PROBLEM REQUIREMENTS
Using the material below, work out how many lines contain the word "soil". Reply with the number and nothing more.

▬▬▬▬▬▬▬▬▬▬

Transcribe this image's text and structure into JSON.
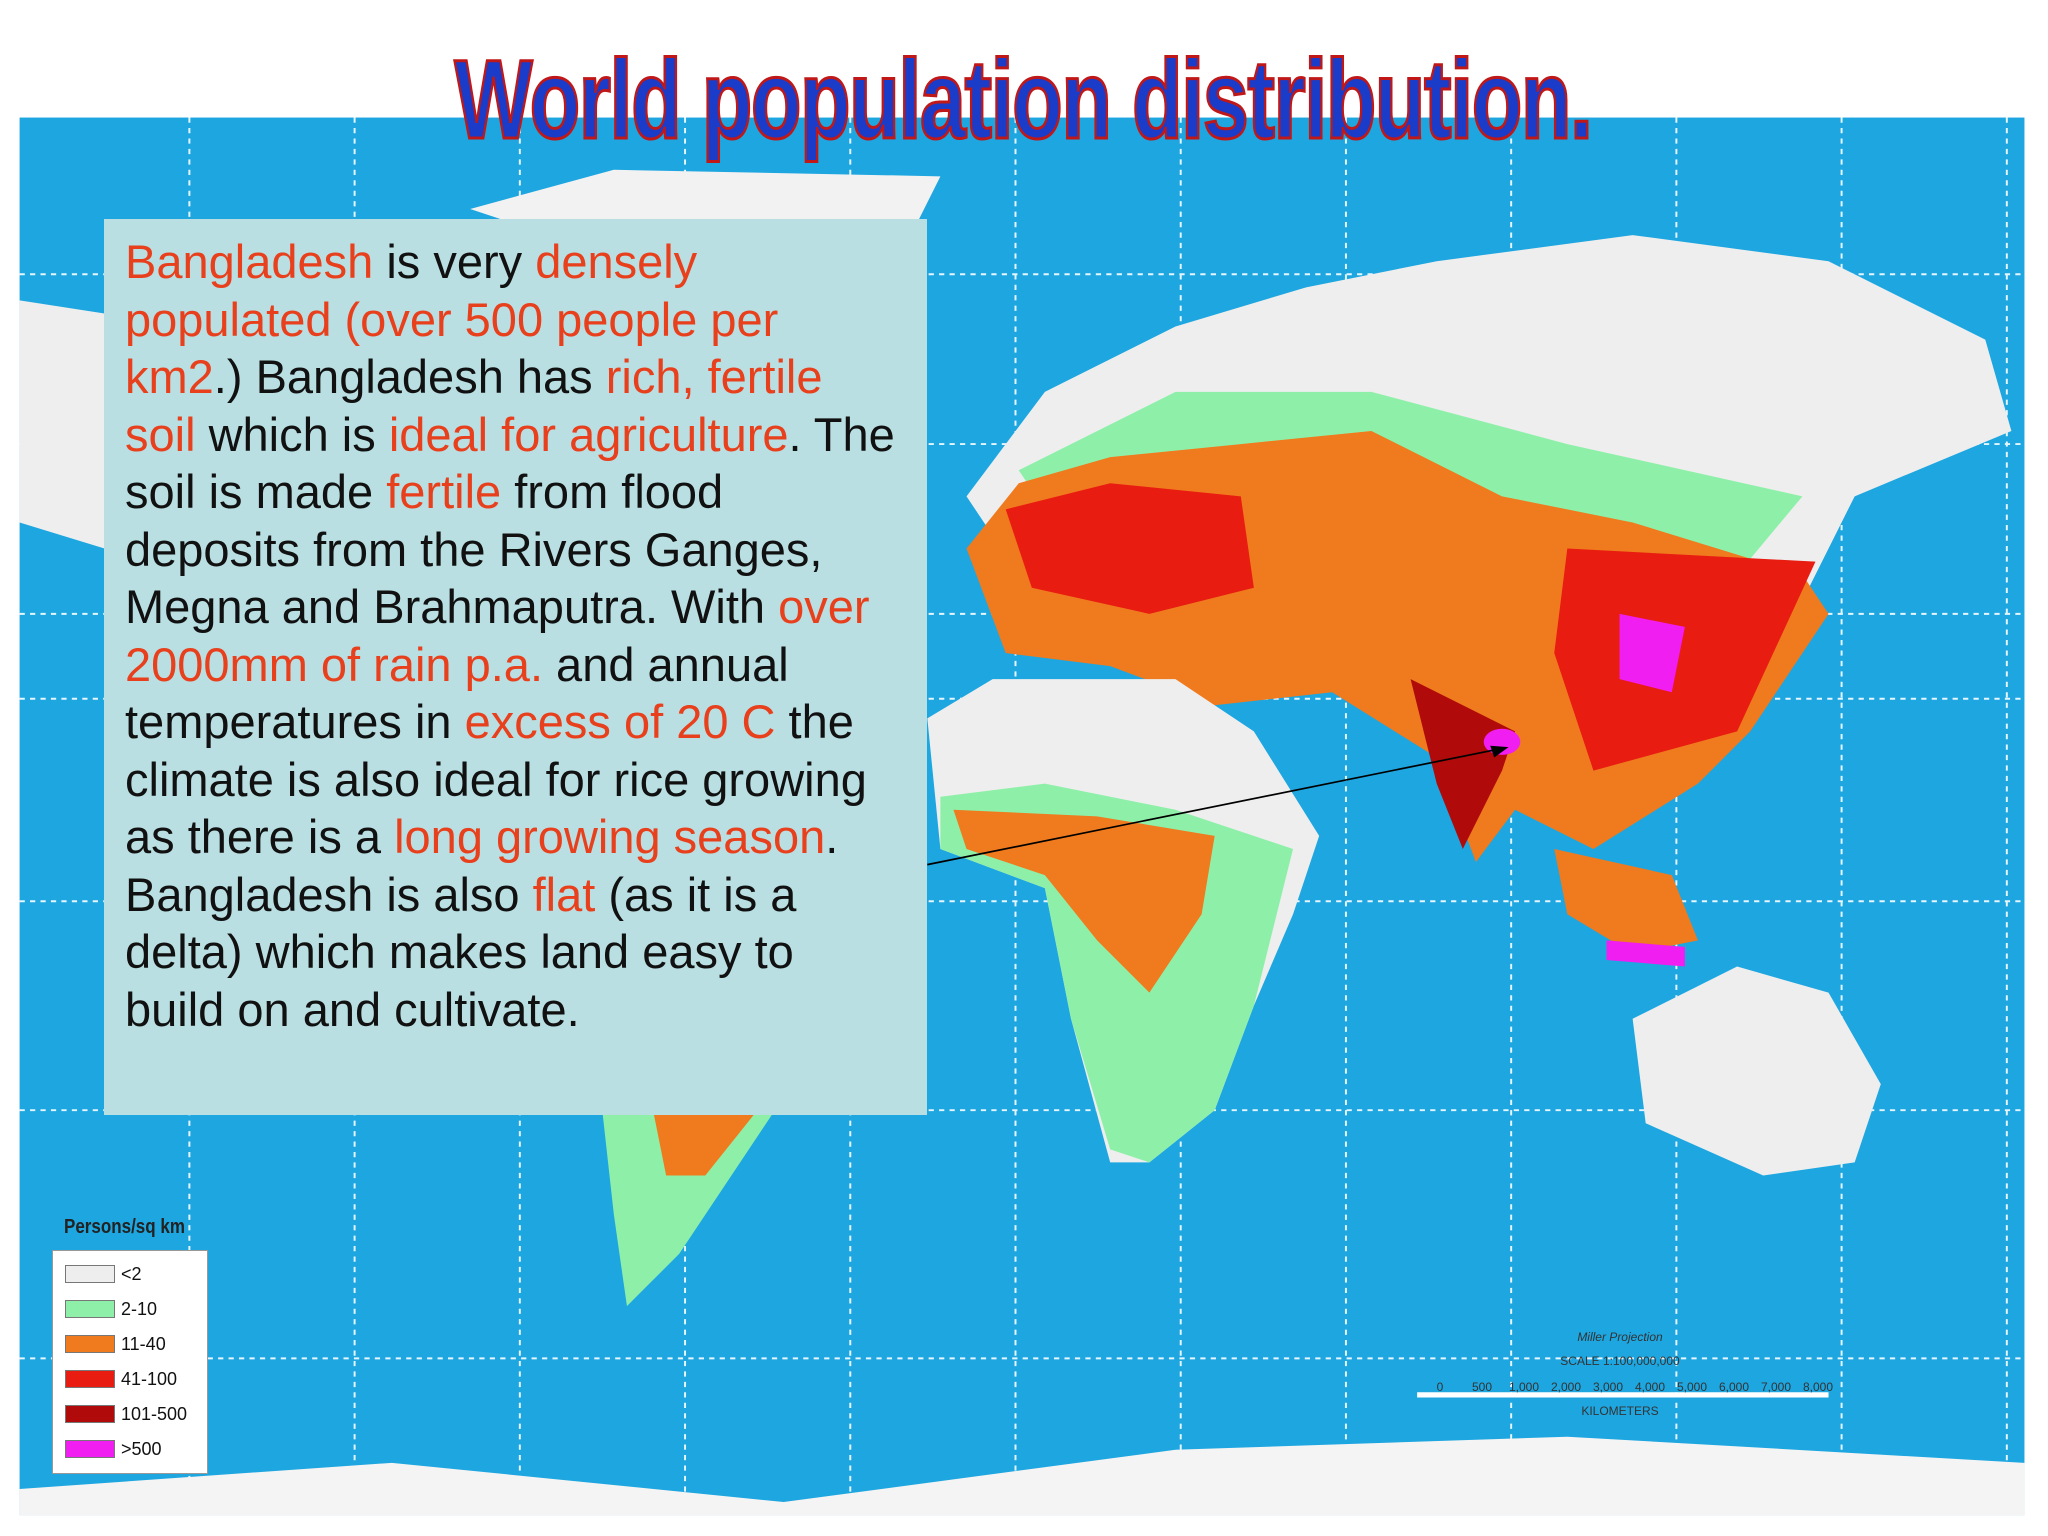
{
  "title": "World population distribution.",
  "textbox": {
    "segments": [
      {
        "text": "Bangladesh",
        "color": "#e8401c"
      },
      {
        "text": " is very ",
        "color": "#111111"
      },
      {
        "text": "densely populated (over 500 people per km2",
        "color": "#e8401c"
      },
      {
        "text": ".) Bangladesh has ",
        "color": "#111111"
      },
      {
        "text": "rich, fertile soil",
        "color": "#e8401c"
      },
      {
        "text": " which is ",
        "color": "#111111"
      },
      {
        "text": "ideal for agriculture",
        "color": "#e8401c"
      },
      {
        "text": ". The soil is made ",
        "color": "#111111"
      },
      {
        "text": "fertile",
        "color": "#e8401c"
      },
      {
        "text": " from flood deposits from the Rivers Ganges, Megna and Brahmaputra. With ",
        "color": "#111111"
      },
      {
        "text": "over 2000mm of rain p.a.",
        "color": "#e8401c"
      },
      {
        "text": " and annual temperatures in ",
        "color": "#111111"
      },
      {
        "text": "excess of 20 C",
        "color": "#e8401c"
      },
      {
        "text": " the climate is also ideal for rice growing as there is a ",
        "color": "#111111"
      },
      {
        "text": "long growing season",
        "color": "#e8401c"
      },
      {
        "text": ". Bangladesh is also ",
        "color": "#111111"
      },
      {
        "text": "flat",
        "color": "#e8401c"
      },
      {
        "text": " (as it is a delta) which makes land easy to build on and cultivate.",
        "color": "#111111"
      }
    ]
  },
  "legend": {
    "title": "Persons/sq km",
    "items": [
      {
        "label": "<2",
        "color": "#eeeeee"
      },
      {
        "label": "2-10",
        "color": "#8ef0a8"
      },
      {
        "label": "11-40",
        "color": "#f07a1e"
      },
      {
        "label": "41-100",
        "color": "#e81c10"
      },
      {
        "label": "101-500",
        "color": "#b00a0a"
      },
      {
        "label": ">500",
        "color": "#f01ef0"
      }
    ]
  },
  "scale": {
    "projection": "Miller Projection",
    "ratio": "SCALE 1:100,000,000",
    "unit": "KILOMETERS",
    "ticks": [
      "0",
      "500",
      "1,000",
      "2,000",
      "3,000",
      "4,000",
      "5,000",
      "6,000",
      "7,000",
      "8,000"
    ]
  }
}
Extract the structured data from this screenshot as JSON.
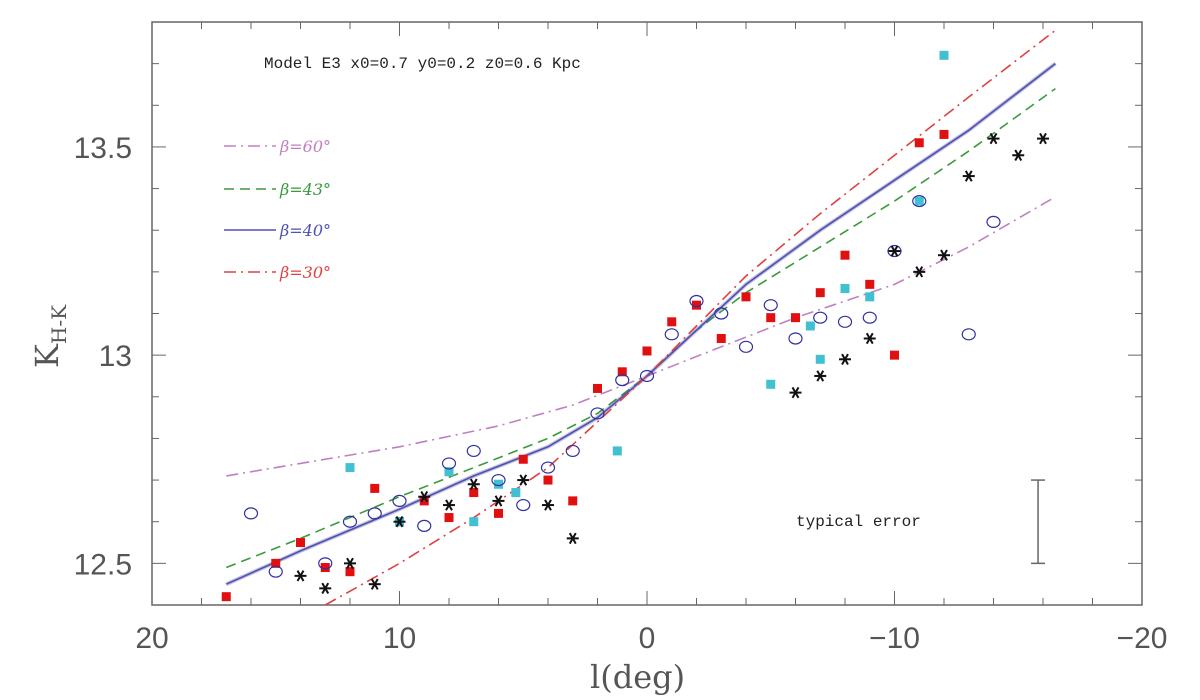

▬▬▬▬▬▬▬▬▬▬

SOLUTION FOR THIS TASK
2